## begin Records for the exercise
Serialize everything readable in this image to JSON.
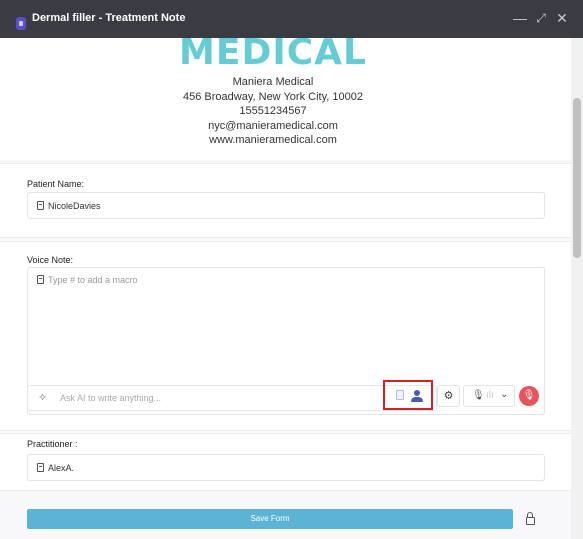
{
  "window": {
    "title": "Dermal filler - Treatment Note",
    "controls": {
      "minimize": "—",
      "maximize": "⤢",
      "close": "✕"
    }
  },
  "header": {
    "logo_text": "MEDICAL",
    "clinic_name": "Maniera Medical",
    "address": "456 Broadway, New York City, 10002",
    "phone": "15551234567",
    "email": "nyc@manieramedical.com",
    "website": "www.manieramedical.com"
  },
  "patient": {
    "label": "Patient Name:",
    "value": "NicoleDavies"
  },
  "voice_note": {
    "label": "Voice Note:",
    "placeholder": "Type # to add a macro",
    "ai_placeholder": "Ask AI to write anything...",
    "icons": [
      "sparkle-icon",
      "document-icon",
      "user-icon",
      "gear-icon",
      "microphone-icon",
      "chevron-down-icon",
      "record-microphone-icon"
    ]
  },
  "practitioner": {
    "label": "Practitioner :",
    "value": "AlexA."
  },
  "footer": {
    "save_label": "Save Form",
    "lock_icon": "lock-icon"
  },
  "colors": {
    "titlebar": "#3b3b44",
    "logo": "#65ccd6",
    "save_button": "#5bb4d3",
    "record_button": "#e8545c",
    "highlight_box": "#d81f26"
  }
}
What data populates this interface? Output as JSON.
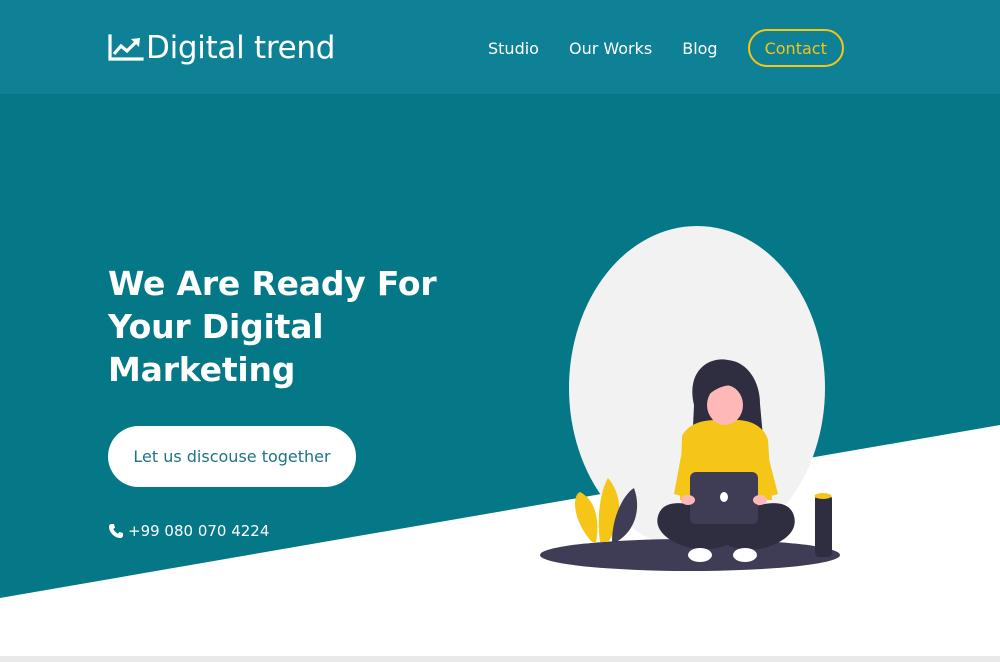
{
  "brand": {
    "name": "Digital trend",
    "icon": "trending-chart-icon"
  },
  "nav": {
    "items": [
      "Studio",
      "Our Works",
      "Blog"
    ],
    "contact_label": "Contact"
  },
  "hero": {
    "headline_line1": "We Are Ready For",
    "headline_line2": "Your Digital",
    "headline_line3": "Marketing",
    "cta_label": "Let us discouse together",
    "phone": "+99 080 070 4224",
    "phone_icon": "phone-icon",
    "illustration": "woman-with-laptop-illustration"
  },
  "colors": {
    "teal": "#057887",
    "header_teal": "#0e8196",
    "accent_yellow": "#f5c518",
    "white": "#ffffff",
    "dark": "#3f3d56"
  }
}
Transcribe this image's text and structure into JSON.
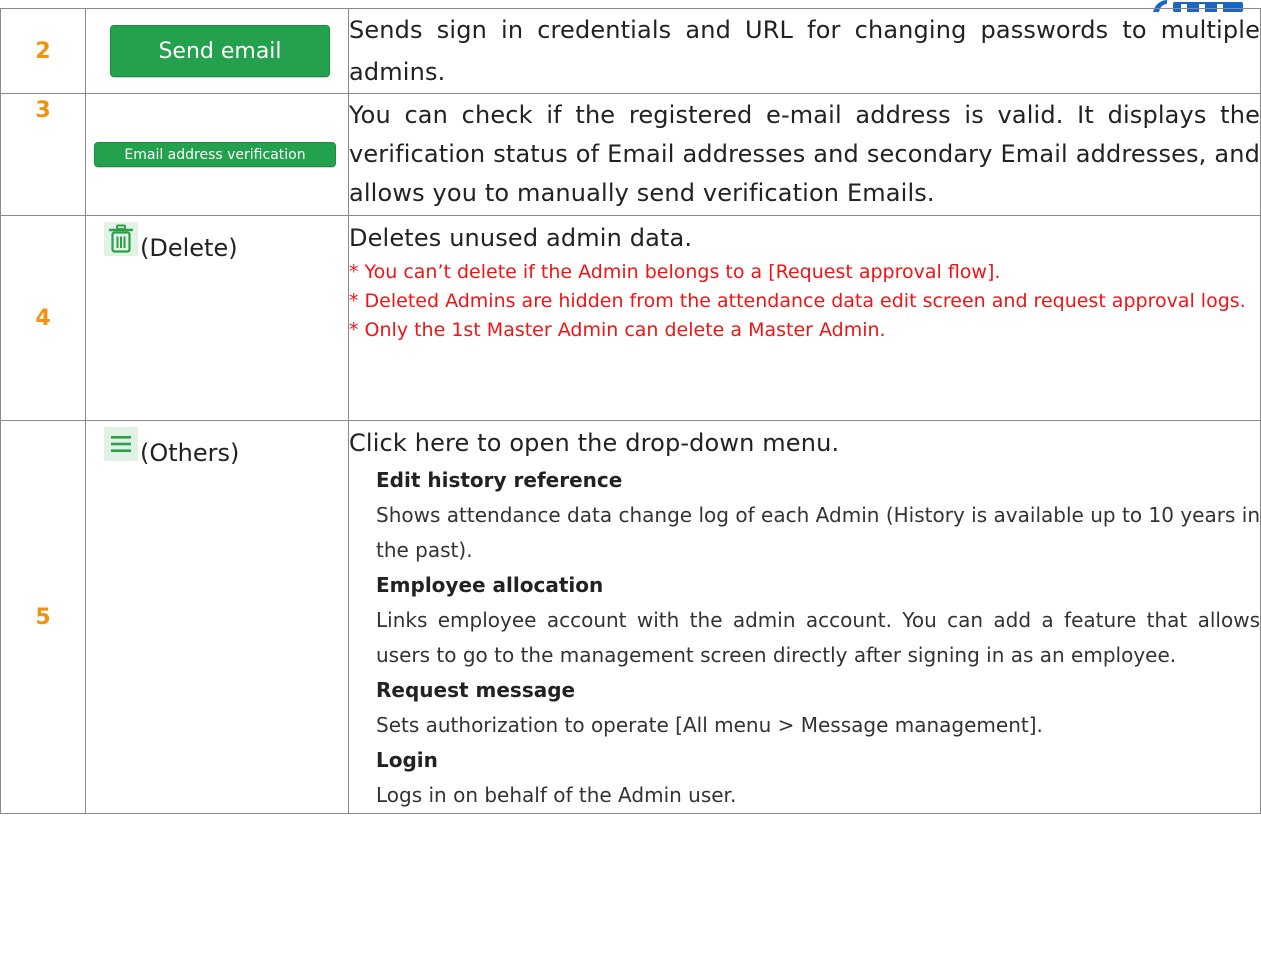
{
  "rows": [
    {
      "num": "2",
      "button_label": "Send email",
      "description": "Sends sign in credentials and URL for changing passwords to multiple admins."
    },
    {
      "num": "3",
      "button_label": "Email address verification",
      "description": "You can check if the registered e-mail address is valid. It displays the verification status of Email addresses and secondary Email addresses, and allows you to manually send verification Emails."
    },
    {
      "num": "4",
      "icon": "trash-icon",
      "control_label": "(Delete)",
      "description": "Deletes unused admin data.",
      "notes": [
        "* You can’t delete if the Admin belongs to a [Request approval flow].",
        "* Deleted Admins are hidden from the attendance data edit screen and request approval logs.",
        "* Only the 1st Master Admin can delete a Master Admin."
      ]
    },
    {
      "num": "5",
      "icon": "menu-icon",
      "control_label": "(Others)",
      "description": "Click here to open the drop-down menu.",
      "items": [
        {
          "heading": "Edit history reference",
          "text": "Shows attendance data change log of each Admin (History is available up to 10 years in the past)."
        },
        {
          "heading": "Employee allocation",
          "text": "Links employee account with the admin account. You can add a feature that allows users to go to the management screen directly after signing in as an employee."
        },
        {
          "heading": "Request message",
          "text": "Sets authorization to operate [All menu > Message management]."
        },
        {
          "heading": "Login",
          "text": "Logs in on behalf of the Admin user."
        }
      ]
    }
  ],
  "colors": {
    "number": "#f0930e",
    "button": "#24a14c",
    "note": "#f21414",
    "logo": "#1a66c4"
  }
}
## end Records for the exercise
--- Problem description ---
Check each line of the entries above for the word "image". List the ones that have it.

--- Exercise output ---
Serialize everything readable in this image to JSON.
Transcribe this image's text and structure into JSON.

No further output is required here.